#### [EXERCISE DETAILS]
Set down the full listing exactly as given. Any pictures are to be left out.

#### [Part of a data file]
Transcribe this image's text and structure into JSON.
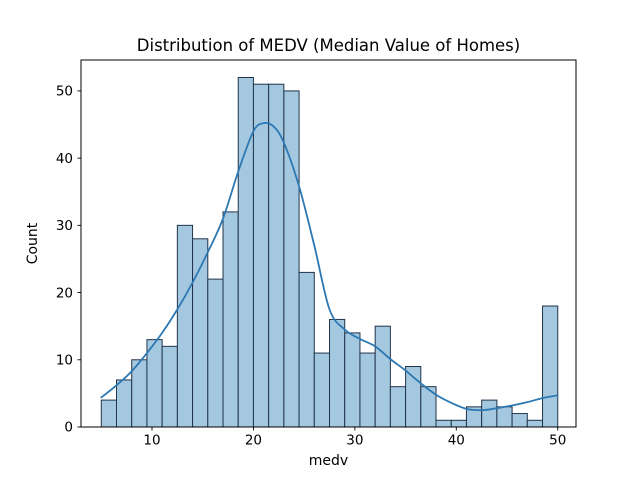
{
  "chart_data": {
    "type": "bar",
    "subtype": "histogram_with_kde",
    "title": "Distribution of MEDV (Median Value of Homes)",
    "xlabel": "medv",
    "ylabel": "Count",
    "bin_start": 5.0,
    "bin_width": 1.5,
    "bin_count": 30,
    "counts": [
      4,
      7,
      10,
      13,
      12,
      30,
      28,
      22,
      32,
      52,
      51,
      51,
      50,
      23,
      11,
      16,
      14,
      11,
      15,
      6,
      9,
      6,
      1,
      1,
      3,
      4,
      3,
      2,
      1,
      18
    ],
    "kde": {
      "x": [
        5,
        6.5,
        8,
        9.5,
        11,
        12.5,
        14,
        15.5,
        17,
        18.5,
        20,
        21,
        22,
        23,
        24.5,
        26,
        27.5,
        29,
        30.5,
        32,
        33.5,
        35,
        36.5,
        38,
        39.5,
        41,
        42.5,
        44,
        45.5,
        47,
        48.5,
        50
      ],
      "y": [
        4.4,
        6.2,
        8.3,
        11,
        14,
        17.5,
        21.5,
        26,
        31,
        38,
        44,
        45.2,
        44.7,
        42.3,
        35.8,
        27,
        17.5,
        14.5,
        13.1,
        12,
        10.1,
        8.4,
        6.5,
        4.8,
        3.6,
        2.7,
        2.5,
        2.8,
        3.2,
        3.7,
        4.3,
        4.7
      ]
    },
    "xticks": [
      10,
      20,
      30,
      40,
      50
    ],
    "yticks": [
      0,
      10,
      20,
      30,
      40,
      50
    ],
    "xlim": [
      3.0,
      51.8
    ],
    "ylim": [
      0,
      54.6
    ],
    "grid": false,
    "colors": {
      "bar_fill": "#a5c8e1",
      "bar_edge": "#20344a",
      "kde_line": "#2c78b3",
      "axis": "#000000",
      "text": "#000000",
      "background": "#ffffff"
    }
  }
}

#### [THE RESULT]
Transcribe this image's text and structure into JSON.
{
  "chart_data": {
    "type": "bar",
    "subtype": "histogram_with_kde",
    "title": "Distribution of MEDV (Median Value of Homes)",
    "xlabel": "medv",
    "ylabel": "Count",
    "bin_start": 5.0,
    "bin_width": 1.5,
    "bin_count": 30,
    "counts": [
      4,
      7,
      10,
      13,
      12,
      30,
      28,
      22,
      32,
      52,
      51,
      51,
      50,
      23,
      11,
      16,
      14,
      11,
      15,
      6,
      9,
      6,
      1,
      1,
      3,
      4,
      3,
      2,
      1,
      18
    ],
    "kde": {
      "x": [
        5,
        6.5,
        8,
        9.5,
        11,
        12.5,
        14,
        15.5,
        17,
        18.5,
        20,
        21,
        22,
        23,
        24.5,
        26,
        27.5,
        29,
        30.5,
        32,
        33.5,
        35,
        36.5,
        38,
        39.5,
        41,
        42.5,
        44,
        45.5,
        47,
        48.5,
        50
      ],
      "y": [
        4.4,
        6.2,
        8.3,
        11,
        14,
        17.5,
        21.5,
        26,
        31,
        38,
        44,
        45.2,
        44.7,
        42.3,
        35.8,
        27,
        17.5,
        14.5,
        13.1,
        12,
        10.1,
        8.4,
        6.5,
        4.8,
        3.6,
        2.7,
        2.5,
        2.8,
        3.2,
        3.7,
        4.3,
        4.7
      ]
    },
    "xticks": [
      10,
      20,
      30,
      40,
      50
    ],
    "yticks": [
      0,
      10,
      20,
      30,
      40,
      50
    ],
    "xlim": [
      3.0,
      51.8
    ],
    "ylim": [
      0,
      54.6
    ],
    "grid": false,
    "colors": {
      "bar_fill": "#a5c8e1",
      "bar_edge": "#20344a",
      "kde_line": "#2c78b3",
      "axis": "#000000",
      "text": "#000000",
      "background": "#ffffff"
    }
  }
}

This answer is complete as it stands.